* _Source extract_

○ ○ ○

India’s Exemplary Public-Private Partnerships

By Krishna Kant Choubey

Published on: February 4, 2024 at 21:21 IST

Public-private partnerships are collaborations between government agencies and private-sector companies to finance, build, and operate projects like public transportation networks, parks, and convention centers. These partnerships often involve concessions of tax or operating revenue, protection from liability, or partial ownership rights over public services and property to private sector, for-profit entities. They work well when private sector technology and innovation combine with public sector incentives to complete work on time and within budget.

Typically, public-private partnerships have contract periods of 20 to 30 years or longer, with financing partly coming from the private sector but requiring payments from the public sector and/or users over the project’s lifetime. The private partner participates in designing, completing, implementing, and funding the project, while the public partner focuses on defining and monitoring compliance with objectives. Risks are distributed between the public and private partners through negotiation, ideally based on each’s ability to assess, control, and cope with them.

Private-government partnerships enhance operational efficiency and economic diversity, while promoting private sector technology and innovation. However, they also carry construction, availability, and demand risks, which may be transferred to the public partner. Public-private partnerships also pose risks for the public and taxpayers, including liability for service quality and increased fees.

As India is emerging as a global leader in climate action, with its public-private partnerships being recognized as exemplary. The country, with the world’s largest population and the 5th largest economy, is addressing the climate challenge through innovative collaborations between the government and the private sector. Notably, India’s railways, one of the busiest in the world, is aiming for net zero emissions by 2030, showcasing its commitment to sustainability.

At COP28 in Dubai, India rose to the 7th position in the Climate Change Performance Index, signaling its progress in climate initiatives. The nation has set ambitious goals, including achieving net zero emissions by 2070 and reducing carbon intensity by 45% by 2030.

India’s approach involves proactive government initiatives, innovative policies, and increasing cooperation between the public and private sectors.

India’s journey towards achieving its climate goals is seen as a model for the world, highlighting the importance of government-business collaboration in driving sustainable growth. The article delves into different public-private partnerships model.

There are several models of Public-Private Partnership which depends on nature of the projects, that will be discussed below

●      Build Operate Transfer Model

Build-Operate-Transfer (BOT) is a public-private partnership (PPP) strategy that allows the private sector to participate in the building of public infrastructure. Private businesses finance, design, build, and run projects for a set length of time, typically for large-scale projects such as toll highways, bridges, airports, and power plants. BOT invites private investment, transfers construction and operating risks, and promotes efficiency. Successful BOT projects necessitate a well-defined legislative framework, open risk allocation, and a balance between private sector profit motives and public service goals.

●      Build Own Operate Model

Build-Own-Operate (BOO) is a Public-Private Partnership (PPP) model in which a private corporation manages the whole life cycle of a public infrastructure project. The private sector participates in the construction, design, and construction phases and keeps ownership throughout the project’s life cycle. This varies from other PPP models in that ownership is given back to the public sector. The private organization often recoups its investment and profits by operating the facility and generating income streams such as user fees or service costs. BOO projects are widespread in infrastructure industries such as power production, where private corporations construct, own, and operate power plants. Successful BOO projects need a well-structured legal framework, unambiguous risk distribution, and a balanced approach to addressing both the private and public sectors.

○ ○ ○

* _Entries provided_
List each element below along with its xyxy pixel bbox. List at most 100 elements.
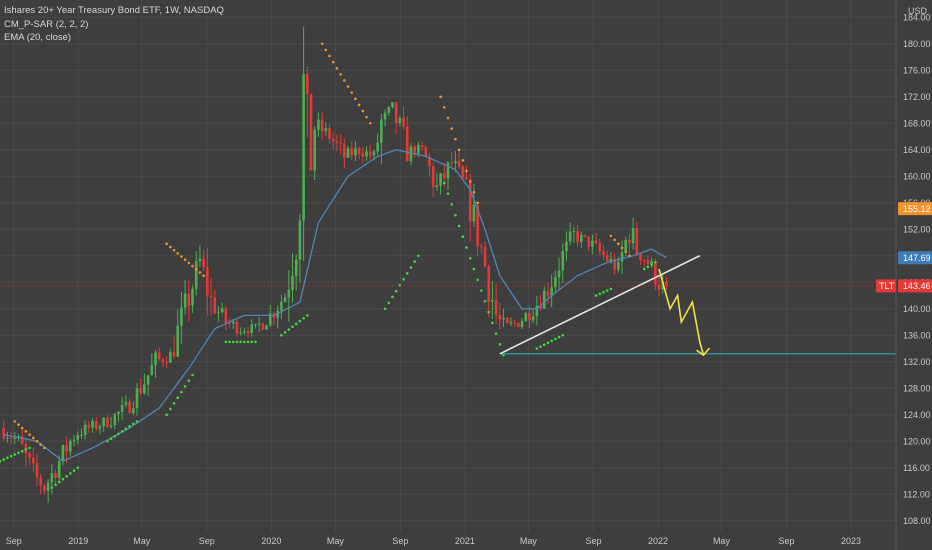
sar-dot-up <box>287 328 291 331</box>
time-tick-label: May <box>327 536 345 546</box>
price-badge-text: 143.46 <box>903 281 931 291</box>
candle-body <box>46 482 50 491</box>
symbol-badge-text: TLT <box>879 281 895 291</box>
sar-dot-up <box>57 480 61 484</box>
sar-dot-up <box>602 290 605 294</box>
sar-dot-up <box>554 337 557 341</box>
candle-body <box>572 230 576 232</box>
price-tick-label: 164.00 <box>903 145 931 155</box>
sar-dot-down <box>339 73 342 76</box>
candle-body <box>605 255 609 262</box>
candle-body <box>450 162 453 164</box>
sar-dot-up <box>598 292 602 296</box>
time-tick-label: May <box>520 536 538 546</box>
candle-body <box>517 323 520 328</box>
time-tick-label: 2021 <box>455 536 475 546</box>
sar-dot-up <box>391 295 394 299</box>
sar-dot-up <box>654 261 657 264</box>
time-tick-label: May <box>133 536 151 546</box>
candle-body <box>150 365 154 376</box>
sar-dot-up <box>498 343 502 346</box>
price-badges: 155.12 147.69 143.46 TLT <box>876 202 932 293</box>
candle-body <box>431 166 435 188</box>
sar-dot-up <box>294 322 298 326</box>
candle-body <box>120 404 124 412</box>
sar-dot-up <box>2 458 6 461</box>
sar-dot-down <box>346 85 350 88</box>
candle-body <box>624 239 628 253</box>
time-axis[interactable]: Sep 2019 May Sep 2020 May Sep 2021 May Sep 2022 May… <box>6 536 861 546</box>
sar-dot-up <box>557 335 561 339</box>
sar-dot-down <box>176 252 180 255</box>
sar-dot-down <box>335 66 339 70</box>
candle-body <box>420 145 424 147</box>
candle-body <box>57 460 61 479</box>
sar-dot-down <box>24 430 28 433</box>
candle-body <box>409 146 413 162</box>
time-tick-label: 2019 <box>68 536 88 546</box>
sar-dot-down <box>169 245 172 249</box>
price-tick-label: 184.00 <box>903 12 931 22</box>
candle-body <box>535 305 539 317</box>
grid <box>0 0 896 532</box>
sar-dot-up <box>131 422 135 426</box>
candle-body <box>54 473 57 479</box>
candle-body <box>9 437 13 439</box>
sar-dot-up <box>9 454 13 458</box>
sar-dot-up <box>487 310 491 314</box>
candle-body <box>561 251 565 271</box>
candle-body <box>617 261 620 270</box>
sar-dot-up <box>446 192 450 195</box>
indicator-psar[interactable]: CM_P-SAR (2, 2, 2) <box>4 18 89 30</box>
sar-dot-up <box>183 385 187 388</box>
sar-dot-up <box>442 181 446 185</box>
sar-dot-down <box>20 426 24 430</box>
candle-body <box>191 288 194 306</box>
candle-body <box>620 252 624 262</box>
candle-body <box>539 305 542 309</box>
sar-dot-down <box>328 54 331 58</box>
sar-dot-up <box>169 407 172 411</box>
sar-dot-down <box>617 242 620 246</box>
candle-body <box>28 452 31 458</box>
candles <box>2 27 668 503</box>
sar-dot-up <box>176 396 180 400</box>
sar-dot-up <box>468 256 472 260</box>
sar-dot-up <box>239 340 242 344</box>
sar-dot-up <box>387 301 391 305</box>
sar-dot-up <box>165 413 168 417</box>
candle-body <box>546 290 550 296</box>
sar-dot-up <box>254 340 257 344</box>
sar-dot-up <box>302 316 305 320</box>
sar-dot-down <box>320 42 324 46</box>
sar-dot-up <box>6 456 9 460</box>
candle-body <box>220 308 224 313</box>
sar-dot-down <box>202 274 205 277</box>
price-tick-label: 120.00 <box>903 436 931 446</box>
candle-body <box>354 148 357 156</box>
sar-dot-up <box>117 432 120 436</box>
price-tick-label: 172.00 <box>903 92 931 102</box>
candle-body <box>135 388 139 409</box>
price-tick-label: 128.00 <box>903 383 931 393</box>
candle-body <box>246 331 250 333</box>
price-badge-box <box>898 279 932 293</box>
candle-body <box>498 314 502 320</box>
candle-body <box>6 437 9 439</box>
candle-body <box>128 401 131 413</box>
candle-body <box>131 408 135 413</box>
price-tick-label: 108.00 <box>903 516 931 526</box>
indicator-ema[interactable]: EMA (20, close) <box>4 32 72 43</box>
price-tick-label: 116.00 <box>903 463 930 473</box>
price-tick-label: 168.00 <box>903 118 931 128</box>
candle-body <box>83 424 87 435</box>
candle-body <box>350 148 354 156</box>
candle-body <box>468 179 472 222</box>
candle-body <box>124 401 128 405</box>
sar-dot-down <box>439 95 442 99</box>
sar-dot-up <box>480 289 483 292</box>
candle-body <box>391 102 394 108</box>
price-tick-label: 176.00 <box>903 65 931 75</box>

○ ○ ○

* _To-do list_
1. Summarize the article on India's public-private partnerships in two sentences.
2. Write out the article on India's public-private partnerships word for word, from "Build-Operate-Transfer (BOT) is" to "public service goals.".
The listing is separate material, apart from the article on India's public-private partnerships.

* _Answers to the tasks_
1. Public-private partnerships are collaborations between government agencies and private-sector companies to finance, build, and operate projects, with risks distributed between the partners through negotiation. India's partnerships are recognized as exemplary in its climate action, and the article describes models such as Build-Operate-Transfer and Build-Own-Operate.

2.
Build-Operate-Transfer (BOT) is a public-private partnership (PPP) strategy that allows the private sector to participate in the building of public infrastructure. Private businesses finance, design, build, and run projects for a set length of time, typically for large-scale projects such as toll highways, bridges, airports, and power plants. BOT invites private investment, transfers construction and operating risks, and promotes efficiency. Successful BOT projects necessitate a well-defined legislative framework, open risk allocation, and a balance between private sector profit motives and public service goals.